◆ Exercise directions ◆
Repeat every record exactly, but keep images out of the copy.

* BEGIN Records supplied *

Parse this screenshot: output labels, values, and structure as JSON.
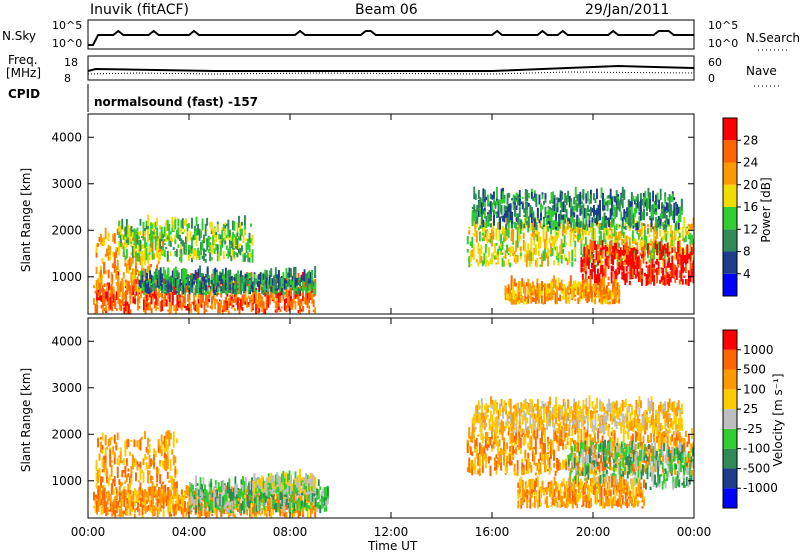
{
  "header": {
    "station": "Inuvik (fitACF)",
    "beam": "Beam 06",
    "date": "29/Jan/2011"
  },
  "panels": {
    "nsky_label": "N.Sky",
    "nsky_top": "10^5",
    "nsky_bottom": "10^0",
    "nsearch_top": "10^5",
    "nsearch_bottom": "10^0",
    "nsearch_label": "N.Search",
    "freq_label_1": "Freq.",
    "freq_label_2": "[MHz]",
    "freq_top": "18",
    "freq_bottom": "8",
    "nave_top": "60",
    "nave_bottom": "0",
    "nave_label": "Nave",
    "cpid_label": "CPID",
    "cpid_value": "normalsound (fast) -157"
  },
  "colors": {
    "power": [
      "#0000ff",
      "#1e3c8c",
      "#2e8b57",
      "#32cd32",
      "#f0dc00",
      "#ff9900",
      "#ff6600",
      "#ff0000"
    ],
    "velocity": [
      "#ff0000",
      "#ff6600",
      "#ff9900",
      "#ffcc00",
      "#bebebe",
      "#32cd32",
      "#2e8b57",
      "#1e3c8c",
      "#0000ff"
    ]
  },
  "chart_data": [
    {
      "type": "heatmap",
      "xlabel": "",
      "ylabel": "Slant Range [km]",
      "yticks": [
        "1000",
        "2000",
        "3000",
        "4000"
      ],
      "ylim": [
        200,
        4500
      ],
      "colorbar_label": "Power [dB]",
      "colorbar_ticks": [
        "4",
        "8",
        "12",
        "16",
        "20",
        "24",
        "28"
      ],
      "regions": [
        {
          "t0": 0.2,
          "t1": 9.0,
          "r0": 200,
          "r1": 900,
          "level": 6
        },
        {
          "t0": 0.3,
          "t1": 3.0,
          "r0": 600,
          "r1": 1900,
          "level": 5
        },
        {
          "t0": 1.2,
          "t1": 6.5,
          "r0": 1300,
          "r1": 2100,
          "level": 3
        },
        {
          "t0": 2.0,
          "t1": 9.0,
          "r0": 600,
          "r1": 1000,
          "level": 2
        },
        {
          "t0": 15.0,
          "t1": 24.0,
          "r0": 1200,
          "r1": 2100,
          "level": 4
        },
        {
          "t0": 19.5,
          "t1": 24.0,
          "r0": 800,
          "r1": 1600,
          "level": 7
        },
        {
          "t0": 16.5,
          "t1": 21.0,
          "r0": 400,
          "r1": 800,
          "level": 5
        },
        {
          "t0": 15.2,
          "t1": 23.5,
          "r0": 2000,
          "r1": 2700,
          "level": 2
        }
      ]
    },
    {
      "type": "heatmap",
      "xlabel": "Time UT",
      "ylabel": "Slant Range [km]",
      "xticks": [
        "00:00",
        "04:00",
        "08:00",
        "12:00",
        "16:00",
        "20:00",
        "00:00"
      ],
      "yticks": [
        "1000",
        "2000",
        "3000",
        "4000"
      ],
      "ylim": [
        200,
        4500
      ],
      "colorbar_label": "Velocity [m s⁻¹]",
      "colorbar_ticks": [
        "1000",
        "500",
        "100",
        "25",
        "-25",
        "-100",
        "-500",
        "-1000"
      ],
      "regions": [
        {
          "t0": 0.3,
          "t1": 3.5,
          "r0": 600,
          "r1": 1900,
          "level": 2
        },
        {
          "t0": 0.2,
          "t1": 9.0,
          "r0": 200,
          "r1": 700,
          "level": 2
        },
        {
          "t0": 4.0,
          "t1": 9.5,
          "r0": 300,
          "r1": 900,
          "level": 5
        },
        {
          "t0": 6.5,
          "t1": 9.0,
          "r0": 700,
          "r1": 1000,
          "level": 4
        },
        {
          "t0": 15.0,
          "t1": 24.0,
          "r0": 1100,
          "r1": 2000,
          "level": 2
        },
        {
          "t0": 19.0,
          "t1": 24.0,
          "r0": 800,
          "r1": 1700,
          "level": 5
        },
        {
          "t0": 17.0,
          "t1": 22.0,
          "r0": 400,
          "r1": 900,
          "level": 2
        },
        {
          "t0": 15.2,
          "t1": 23.5,
          "r0": 2000,
          "r1": 2600,
          "level": 3
        }
      ]
    }
  ]
}
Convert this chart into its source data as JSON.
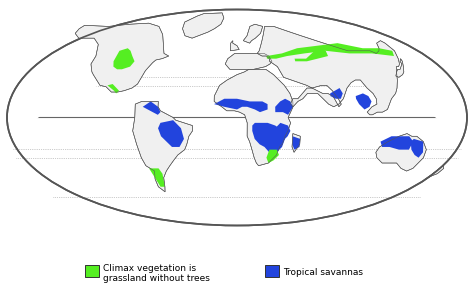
{
  "background_color": "#ffffff",
  "land_color": "#f0f0f0",
  "border_color": "#555555",
  "green_color": "#55ee22",
  "blue_color": "#2244dd",
  "legend_green_label1": "Climax vegetation is",
  "legend_green_label2": "grassland without trees",
  "legend_blue_label": "Tropical savannas",
  "figsize": [
    4.74,
    2.87
  ],
  "dpi": 100,
  "grid_color": "#999999",
  "equator_color": "#666666"
}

* END Records supplied *

◆ Written answer ◆
Parse this screenshot: output labels, values, and structure as JSON.
{
  "header": {
    "station": "Inuvik (fitACF)",
    "beam": "Beam 06",
    "date": "29/Jan/2011"
  },
  "panels": {
    "nsky_label": "N.Sky",
    "nsky_top": "10^5",
    "nsky_bottom": "10^0",
    "nsearch_top": "10^5",
    "nsearch_bottom": "10^0",
    "nsearch_label": "N.Search",
    "freq_label_1": "Freq.",
    "freq_label_2": "[MHz]",
    "freq_top": "18",
    "freq_bottom": "8",
    "nave_top": "60",
    "nave_bottom": "0",
    "nave_label": "Nave",
    "cpid_label": "CPID",
    "cpid_value": "normalsound (fast) -157"
  },
  "colors": {
    "power": [
      "#0000ff",
      "#1e3c8c",
      "#2e8b57",
      "#32cd32",
      "#f0dc00",
      "#ff9900",
      "#ff6600",
      "#ff0000"
    ],
    "velocity": [
      "#ff0000",
      "#ff6600",
      "#ff9900",
      "#ffcc00",
      "#bebebe",
      "#32cd32",
      "#2e8b57",
      "#1e3c8c",
      "#0000ff"
    ]
  },
  "chart_data": [
    {
      "type": "heatmap",
      "xlabel": "",
      "ylabel": "Slant Range [km]",
      "yticks": [
        "1000",
        "2000",
        "3000",
        "4000"
      ],
      "ylim": [
        200,
        4500
      ],
      "colorbar_label": "Power [dB]",
      "colorbar_ticks": [
        "4",
        "8",
        "12",
        "16",
        "20",
        "24",
        "28"
      ],
      "regions": [
        {
          "t0": 0.2,
          "t1": 9.0,
          "r0": 200,
          "r1": 900,
          "level": 6
        },
        {
          "t0": 0.3,
          "t1": 3.0,
          "r0": 600,
          "r1": 1900,
          "level": 5
        },
        {
          "t0": 1.2,
          "t1": 6.5,
          "r0": 1300,
          "r1": 2100,
          "level": 3
        },
        {
          "t0": 2.0,
          "t1": 9.0,
          "r0": 600,
          "r1": 1000,
          "level": 2
        },
        {
          "t0": 15.0,
          "t1": 24.0,
          "r0": 1200,
          "r1": 2100,
          "level": 4
        },
        {
          "t0": 19.5,
          "t1": 24.0,
          "r0": 800,
          "r1": 1600,
          "level": 7
        },
        {
          "t0": 16.5,
          "t1": 21.0,
          "r0": 400,
          "r1": 800,
          "level": 5
        },
        {
          "t0": 15.2,
          "t1": 23.5,
          "r0": 2000,
          "r1": 2700,
          "level": 2
        }
      ]
    },
    {
      "type": "heatmap",
      "xlabel": "Time UT",
      "ylabel": "Slant Range [km]",
      "xticks": [
        "00:00",
        "04:00",
        "08:00",
        "12:00",
        "16:00",
        "20:00",
        "00:00"
      ],
      "yticks": [
        "1000",
        "2000",
        "3000",
        "4000"
      ],
      "ylim": [
        200,
        4500
      ],
      "colorbar_label": "Velocity [m s⁻¹]",
      "colorbar_ticks": [
        "1000",
        "500",
        "100",
        "25",
        "-25",
        "-100",
        "-500",
        "-1000"
      ],
      "regions": [
        {
          "t0": 0.3,
          "t1": 3.5,
          "r0": 600,
          "r1": 1900,
          "level": 2
        },
        {
          "t0": 0.2,
          "t1": 9.0,
          "r0": 200,
          "r1": 700,
          "level": 2
        },
        {
          "t0": 4.0,
          "t1": 9.5,
          "r0": 300,
          "r1": 900,
          "level": 5
        },
        {
          "t0": 6.5,
          "t1": 9.0,
          "r0": 700,
          "r1": 1000,
          "level": 4
        },
        {
          "t0": 15.0,
          "t1": 24.0,
          "r0": 1100,
          "r1": 2000,
          "level": 2
        },
        {
          "t0": 19.0,
          "t1": 24.0,
          "r0": 800,
          "r1": 1700,
          "level": 5
        },
        {
          "t0": 17.0,
          "t1": 22.0,
          "r0": 400,
          "r1": 900,
          "level": 2
        },
        {
          "t0": 15.2,
          "t1": 23.5,
          "r0": 2000,
          "r1": 2600,
          "level": 3
        }
      ]
    }
  ]
}
Convert this chart into its source data as JSON.
{
  "background_color": "#ffffff",
  "land_color": "#f0f0f0",
  "border_color": "#555555",
  "green_color": "#55ee22",
  "blue_color": "#2244dd",
  "legend_green_label1": "Climax vegetation is",
  "legend_green_label2": "grassland without trees",
  "legend_blue_label": "Tropical savannas",
  "figsize": [
    4.74,
    2.87
  ],
  "dpi": 100,
  "grid_color": "#999999",
  "equator_color": "#666666"
}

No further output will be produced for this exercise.